Aim of the exercise: Using the data beneath, show every line that includes the word "bozukluğu".
━━━━━━
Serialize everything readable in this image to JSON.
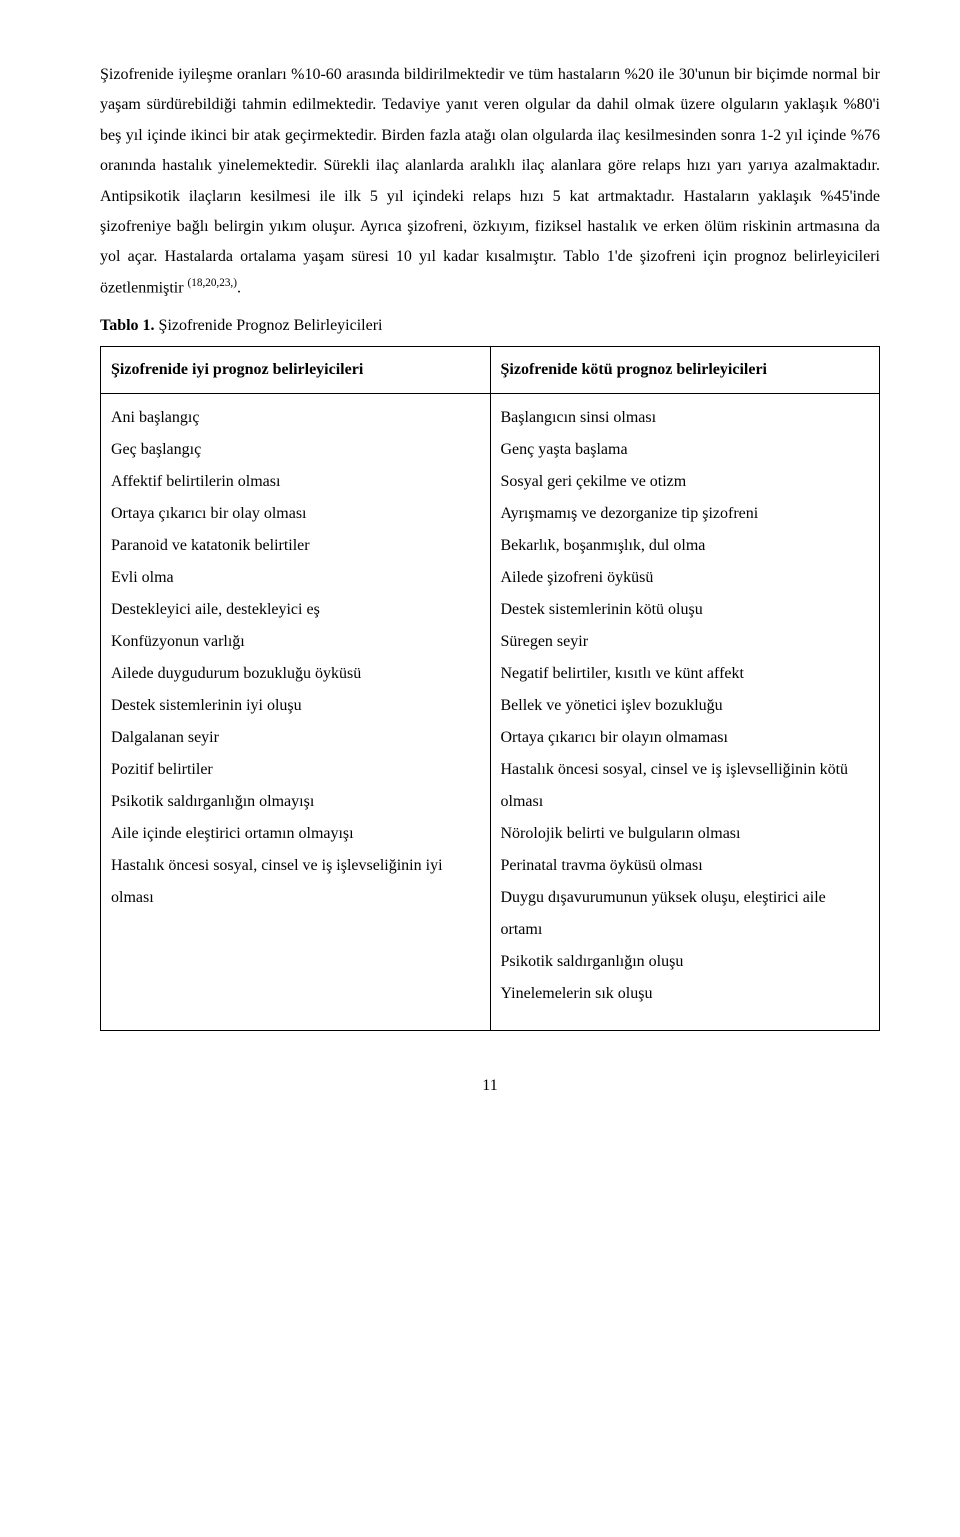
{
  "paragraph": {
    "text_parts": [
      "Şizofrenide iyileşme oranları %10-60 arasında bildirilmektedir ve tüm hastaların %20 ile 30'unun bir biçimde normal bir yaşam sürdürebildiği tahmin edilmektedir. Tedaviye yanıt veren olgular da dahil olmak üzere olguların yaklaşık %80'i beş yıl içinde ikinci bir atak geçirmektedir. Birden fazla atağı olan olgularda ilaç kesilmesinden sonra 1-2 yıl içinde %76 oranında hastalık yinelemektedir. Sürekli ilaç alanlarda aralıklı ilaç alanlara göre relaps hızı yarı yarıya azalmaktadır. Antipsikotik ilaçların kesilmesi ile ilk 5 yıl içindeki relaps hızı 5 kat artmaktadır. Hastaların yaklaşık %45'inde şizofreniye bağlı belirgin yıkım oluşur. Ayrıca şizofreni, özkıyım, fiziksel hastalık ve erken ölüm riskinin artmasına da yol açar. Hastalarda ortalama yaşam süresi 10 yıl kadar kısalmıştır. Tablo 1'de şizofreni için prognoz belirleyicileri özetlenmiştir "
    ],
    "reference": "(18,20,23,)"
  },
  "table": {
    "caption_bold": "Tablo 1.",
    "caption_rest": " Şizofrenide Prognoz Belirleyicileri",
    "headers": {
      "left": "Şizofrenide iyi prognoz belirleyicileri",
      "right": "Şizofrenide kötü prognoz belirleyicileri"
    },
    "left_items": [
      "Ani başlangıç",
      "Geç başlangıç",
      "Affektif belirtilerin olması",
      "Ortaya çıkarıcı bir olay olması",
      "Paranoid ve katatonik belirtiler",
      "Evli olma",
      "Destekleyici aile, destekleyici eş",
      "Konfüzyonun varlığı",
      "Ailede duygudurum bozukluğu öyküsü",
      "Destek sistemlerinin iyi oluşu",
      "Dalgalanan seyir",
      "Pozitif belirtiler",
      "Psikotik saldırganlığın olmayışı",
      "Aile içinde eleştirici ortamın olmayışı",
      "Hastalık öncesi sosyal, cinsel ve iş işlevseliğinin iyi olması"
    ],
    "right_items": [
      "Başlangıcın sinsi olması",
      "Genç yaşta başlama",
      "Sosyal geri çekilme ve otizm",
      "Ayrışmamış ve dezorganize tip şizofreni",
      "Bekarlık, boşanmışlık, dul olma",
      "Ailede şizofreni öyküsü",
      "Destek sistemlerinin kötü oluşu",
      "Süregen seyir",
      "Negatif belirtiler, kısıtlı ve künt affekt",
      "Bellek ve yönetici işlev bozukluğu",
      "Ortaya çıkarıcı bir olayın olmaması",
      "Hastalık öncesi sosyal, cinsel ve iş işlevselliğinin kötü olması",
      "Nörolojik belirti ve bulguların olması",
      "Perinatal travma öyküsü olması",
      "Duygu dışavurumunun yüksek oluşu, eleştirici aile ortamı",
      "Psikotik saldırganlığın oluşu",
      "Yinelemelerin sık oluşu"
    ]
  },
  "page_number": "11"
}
━━━━━━
Task output:
      "Ailede duygudurum bozukluğu öyküsü",
      "Bellek ve yönetici işlev bozukluğu",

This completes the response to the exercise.